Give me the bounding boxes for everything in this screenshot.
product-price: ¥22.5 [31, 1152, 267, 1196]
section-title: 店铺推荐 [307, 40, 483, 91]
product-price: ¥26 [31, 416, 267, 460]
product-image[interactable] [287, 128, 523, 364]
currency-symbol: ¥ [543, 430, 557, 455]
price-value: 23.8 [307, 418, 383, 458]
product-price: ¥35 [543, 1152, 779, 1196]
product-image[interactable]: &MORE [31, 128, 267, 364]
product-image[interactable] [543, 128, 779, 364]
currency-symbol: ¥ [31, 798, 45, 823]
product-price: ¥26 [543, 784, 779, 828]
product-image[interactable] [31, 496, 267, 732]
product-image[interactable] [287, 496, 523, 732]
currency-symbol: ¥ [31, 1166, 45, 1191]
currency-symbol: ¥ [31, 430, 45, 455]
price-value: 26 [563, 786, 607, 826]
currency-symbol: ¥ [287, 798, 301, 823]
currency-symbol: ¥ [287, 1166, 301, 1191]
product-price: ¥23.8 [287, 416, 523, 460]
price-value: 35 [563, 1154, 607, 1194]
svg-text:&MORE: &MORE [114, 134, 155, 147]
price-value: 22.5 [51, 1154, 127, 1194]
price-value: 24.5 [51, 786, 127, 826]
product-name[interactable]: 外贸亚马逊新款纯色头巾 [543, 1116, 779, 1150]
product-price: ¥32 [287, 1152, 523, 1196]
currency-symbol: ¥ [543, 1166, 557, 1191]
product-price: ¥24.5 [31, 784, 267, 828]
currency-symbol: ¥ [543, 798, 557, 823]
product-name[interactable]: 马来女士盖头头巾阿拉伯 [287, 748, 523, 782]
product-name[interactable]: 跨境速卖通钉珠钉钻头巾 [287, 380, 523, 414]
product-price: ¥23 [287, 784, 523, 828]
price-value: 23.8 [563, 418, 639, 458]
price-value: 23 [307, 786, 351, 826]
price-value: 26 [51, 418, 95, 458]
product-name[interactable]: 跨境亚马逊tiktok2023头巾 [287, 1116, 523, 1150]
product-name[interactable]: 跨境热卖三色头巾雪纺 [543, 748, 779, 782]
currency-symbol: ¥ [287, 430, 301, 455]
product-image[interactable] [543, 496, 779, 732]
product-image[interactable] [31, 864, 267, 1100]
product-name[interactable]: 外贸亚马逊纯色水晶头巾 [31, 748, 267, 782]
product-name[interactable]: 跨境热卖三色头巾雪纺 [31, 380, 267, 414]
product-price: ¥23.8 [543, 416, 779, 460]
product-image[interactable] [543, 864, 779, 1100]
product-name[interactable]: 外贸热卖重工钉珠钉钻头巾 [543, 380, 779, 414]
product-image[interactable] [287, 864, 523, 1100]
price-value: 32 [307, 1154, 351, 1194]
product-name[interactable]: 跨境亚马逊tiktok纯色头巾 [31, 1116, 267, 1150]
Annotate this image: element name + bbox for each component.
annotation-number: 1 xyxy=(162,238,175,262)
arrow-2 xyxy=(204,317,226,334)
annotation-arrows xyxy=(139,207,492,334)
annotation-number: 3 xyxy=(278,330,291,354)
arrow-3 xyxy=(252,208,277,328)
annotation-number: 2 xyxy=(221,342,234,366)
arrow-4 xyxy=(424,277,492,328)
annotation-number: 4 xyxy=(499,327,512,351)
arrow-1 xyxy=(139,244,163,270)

******

> **EXERCISE AIM**
Rewrite the records above with every "currency-symbol" changed to "currency-sign" and everything else left as it is.

> **SOLUTION TO THIS TASK**
Give me the bounding boxes for everything in this screenshot.
product-price: ¥22.5 [31, 1152, 267, 1196]
section-title: 店铺推荐 [307, 40, 483, 91]
product-price: ¥26 [31, 416, 267, 460]
product-image[interactable] [287, 128, 523, 364]
currency-sign: ¥ [543, 430, 557, 455]
price-value: 23.8 [307, 418, 383, 458]
product-price: ¥35 [543, 1152, 779, 1196]
product-image[interactable]: &MORE [31, 128, 267, 364]
product-image[interactable] [543, 128, 779, 364]
currency-sign: ¥ [31, 798, 45, 823]
product-price: ¥26 [543, 784, 779, 828]
product-image[interactable] [31, 496, 267, 732]
product-image[interactable] [287, 496, 523, 732]
currency-sign: ¥ [31, 1166, 45, 1191]
currency-sign: ¥ [31, 430, 45, 455]
price-value: 26 [563, 786, 607, 826]
currency-sign: ¥ [287, 798, 301, 823]
currency-sign: ¥ [287, 1166, 301, 1191]
product-price: ¥23.8 [287, 416, 523, 460]
price-value: 35 [563, 1154, 607, 1194]
svg-text:&MORE: &MORE [114, 134, 155, 147]
price-value: 22.5 [51, 1154, 127, 1194]
price-value: 24.5 [51, 786, 127, 826]
product-name[interactable]: 外贸亚马逊新款纯色头巾 [543, 1116, 779, 1150]
product-price: ¥32 [287, 1152, 523, 1196]
currency-sign: ¥ [543, 1166, 557, 1191]
product-price: ¥24.5 [31, 784, 267, 828]
currency-sign: ¥ [543, 798, 557, 823]
product-name[interactable]: 马来女士盖头头巾阿拉伯 [287, 748, 523, 782]
product-name[interactable]: 跨境速卖通钉珠钉钻头巾 [287, 380, 523, 414]
product-price: ¥23 [287, 784, 523, 828]
price-value: 23.8 [563, 418, 639, 458]
price-value: 23 [307, 786, 351, 826]
price-value: 26 [51, 418, 95, 458]
product-name[interactable]: 跨境亚马逊tiktok2023头巾 [287, 1116, 523, 1150]
product-name[interactable]: 跨境热卖三色头巾雪纺 [543, 748, 779, 782]
currency-sign: ¥ [287, 430, 301, 455]
product-image[interactable] [543, 496, 779, 732]
product-image[interactable] [31, 864, 267, 1100]
product-name[interactable]: 外贸亚马逊纯色水晶头巾 [31, 748, 267, 782]
product-name[interactable]: 跨境热卖三色头巾雪纺 [31, 380, 267, 414]
product-price: ¥23.8 [543, 416, 779, 460]
product-image[interactable] [543, 864, 779, 1100]
product-name[interactable]: 外贸热卖重工钉珠钉钻头巾 [543, 380, 779, 414]
product-image[interactable] [287, 864, 523, 1100]
price-value: 32 [307, 1154, 351, 1194]
product-name[interactable]: 跨境亚马逊tiktok纯色头巾 [31, 1116, 267, 1150]
Annotate this image: element name + bbox for each component.
annotation-number: 1 xyxy=(162,238,175,262)
arrow-2 xyxy=(204,317,226,334)
annotation-arrows xyxy=(139,207,492,334)
annotation-number: 3 xyxy=(278,330,291,354)
arrow-3 xyxy=(252,208,277,328)
annotation-number: 2 xyxy=(221,342,234,366)
arrow-4 xyxy=(424,277,492,328)
annotation-number: 4 xyxy=(499,327,512,351)
arrow-1 xyxy=(139,244,163,270)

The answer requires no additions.